● **TASK OBJECTIVE**:
Transcribe the data underneath exactly. No images belong in your version.

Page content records
[Start of section]
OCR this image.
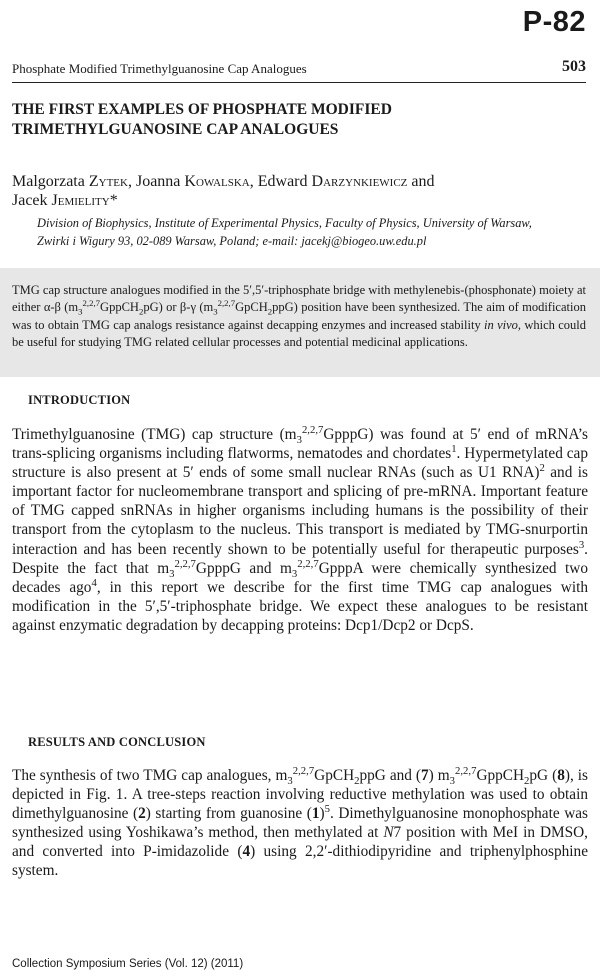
P-82
Phosphate Modified Trimethylguanosine Cap Analogues	503
THE FIRST EXAMPLES OF PHOSPHATE MODIFIED
TRIMETHYLGUANOSINE CAP ANALOGUES
Malgorzata Zytek, Joanna Kowalska, Edward Darzynkiewicz and
Jacek Jemielity*
Division of Biophysics, Institute of Experimental Physics, Faculty of Physics, University of Warsaw,
Zwirki i Wigury 93, 02-089 Warsaw, Poland; e-mail: jacekj@biogeo.uw.edu.pl

TMG cap structure analogues modified in the 5′,5′-triphosphate bridge with methylenebis-(phosphonate) moiety at either α-β $(m_3^{2,2,7}GppCH_2pG)$ or β-γ $(m_3^{2,2,7}GpCH_2ppG)$ position have been synthesized. The aim of modification was to obtain TMG cap analogs resistance against decapping enzymes and increased stability in vivo, which could be useful for studying TMG related cellular processes and potential medicinal applications.

INTRODUCTION

Trimethylguanosine (TMG) cap structure $(m_3^{2,2,7}GpppG)$ was found at 5′ end of mRNA’s trans-splicing organisms including flatworms, nematodes and chordates$^1$. Hypermetylated cap structure is also present at 5′ ends of some small nuclear RNAs (such as U1 RNA)$^2$ and is important factor for nucleomembrane transport and splicing of pre-mRNA. Important feature of TMG capped snRNAs in higher organisms including humans is the possibility of their transport from the cytoplasm to the nucleus. This transport is mediated by TMG-snurportin interaction and has been recently shown to be potentially useful for therapeutic purposes$^3$. Despite the fact that $m_3^{2,2,7}GpppG$ and $m_3^{2,2,7}GpppA$ were chemically synthesized two decades ago$^4$, in this report we describe for the first time TMG cap analogues with modification in the 5′,5′-triphosphate bridge. We expect these analogues to be resistant against enzymatic degradation by decapping proteins: Dcp1/Dcp2 or DcpS.

RESULTS AND CONCLUSION

The synthesis of two TMG cap analogues, $m_3^{2,2,7}GpCH_2ppG$ and (7) $m_3^{2,2,7}GppCH_2pG$ (8), is depicted in Fig. 1. A tree-steps reaction involving reductive methylation was used to obtain dimethylguanosine (2) starting from guanosine $(1)^5$. Dimethylguanosine monophosphate was synthesized using Yoshikawa’s method, then methylated at N7 position with MeI in DMSO, and converted into P-imidazolide (4) using 2,2′-dithiodipyridine and triphenylphosphine system.

Collection Symposium Series (Vol. 12) (2011)
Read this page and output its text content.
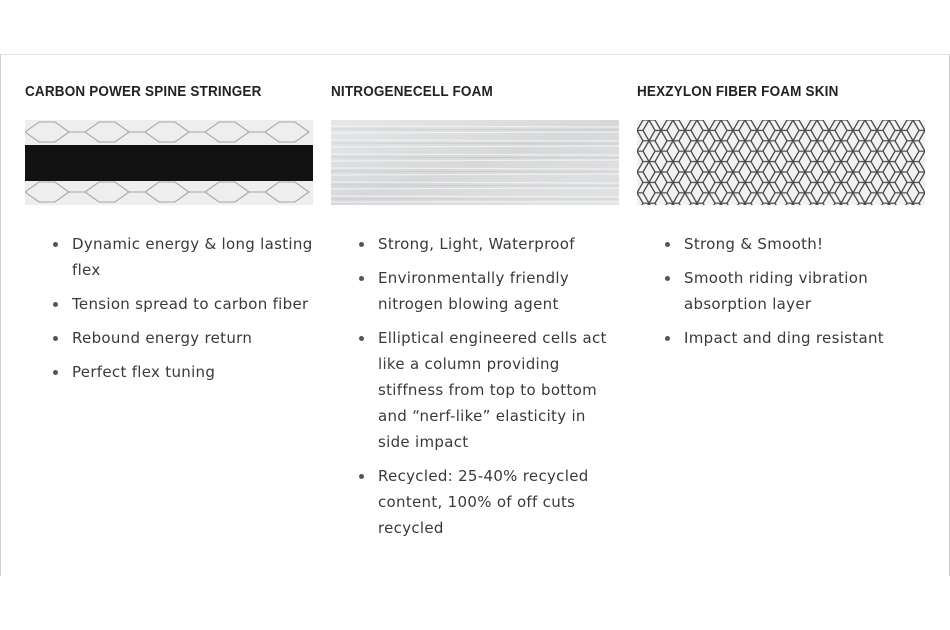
CARBON POWER SPINE STRINGER
Dynamic energy & long lasting flex
Tension spread to carbon fiber
Rebound energy return
Perfect flex tuning
NITROGENECELL FOAM
Strong, Light, Waterproof
Environmentally friendly nitrogen blowing agent
Elliptical engineered cells act like a column providing stiffness from top to bottom and “nerf-like” elasticity in side impact
Recycled: 25-40% recycled content, 100% of off cuts recycled
HEXZYLON FIBER FOAM SKIN
Strong & Smooth!
Smooth riding vibration absorption layer
Impact and ding resistant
[End of section]
● **REPLY**:
OCR this image.
P-82
Phosphate Modified Trimethylguanosine Cap Analogues	503
THE FIRST EXAMPLES OF PHOSPHATE MODIFIED
TRIMETHYLGUANOSINE CAP ANALOGUES
Malgorzata Zytek, Joanna Kowalska, Edward Darzynkiewicz and
Jacek Jemielity*
Division of Biophysics, Institute of Experimental Physics, Faculty of Physics, University of Warsaw,
Zwirki i Wigury 93, 02-089 Warsaw, Poland; e-mail: jacekj@biogeo.uw.edu.pl

TMG cap structure analogues modified in the 5′,5′-triphosphate bridge with methylenebis-(phosphonate) moiety at either α-β $(m_3^{2,2,7}GppCH_2pG)$ or β-γ $(m_3^{2,2,7}GpCH_2ppG)$ position have been synthesized. The aim of modification was to obtain TMG cap analogs resistance against decapping enzymes and increased stability in vivo, which could be useful for studying TMG related cellular processes and potential medicinal applications.

INTRODUCTION

Trimethylguanosine (TMG) cap structure $(m_3^{2,2,7}GpppG)$ was found at 5′ end of mRNA’s trans-splicing organisms including flatworms, nematodes and chordates$^1$. Hypermetylated cap structure is also present at 5′ ends of some small nuclear RNAs (such as U1 RNA)$^2$ and is important factor for nucleomembrane transport and splicing of pre-mRNA. Important feature of TMG capped snRNAs in higher organisms including humans is the possibility of their transport from the cytoplasm to the nucleus. This transport is mediated by TMG-snurportin interaction and has been recently shown to be potentially useful for therapeutic purposes$^3$. Despite the fact that $m_3^{2,2,7}GpppG$ and $m_3^{2,2,7}GpppA$ were chemically synthesized two decades ago$^4$, in this report we describe for the first time TMG cap analogues with modification in the 5′,5′-triphosphate bridge. We expect these analogues to be resistant against enzymatic degradation by decapping proteins: Dcp1/Dcp2 or DcpS.

RESULTS AND CONCLUSION

The synthesis of two TMG cap analogues, $m_3^{2,2,7}GpCH_2ppG$ and (7) $m_3^{2,2,7}GppCH_2pG$ (8), is depicted in Fig. 1. A tree-steps reaction involving reductive methylation was used to obtain dimethylguanosine (2) starting from guanosine $(1)^5$. Dimethylguanosine monophosphate was synthesized using Yoshikawa’s method, then methylated at N7 position with MeI in DMSO, and converted into P-imidazolide (4) using 2,2′-dithiodipyridine and triphenylphosphine system.

Collection Symposium Series (Vol. 12) (2011)
Read this page and output its text content.
CARBON POWER SPINE STRINGER
Dynamic energy & long lasting flex
Tension spread to carbon fiber
Rebound energy return
Perfect flex tuning
NITROGENECELL FOAM
Strong, Light, Waterproof
Environmentally friendly nitrogen blowing agent
Elliptical engineered cells act like a column providing stiffness from top to bottom and “nerf-like” elasticity in side impact
Recycled: 25-40% recycled content, 100% of off cuts recycled
HEXZYLON FIBER FOAM SKIN
Strong & Smooth!
Smooth riding vibration absorption layer
Impact and ding resistant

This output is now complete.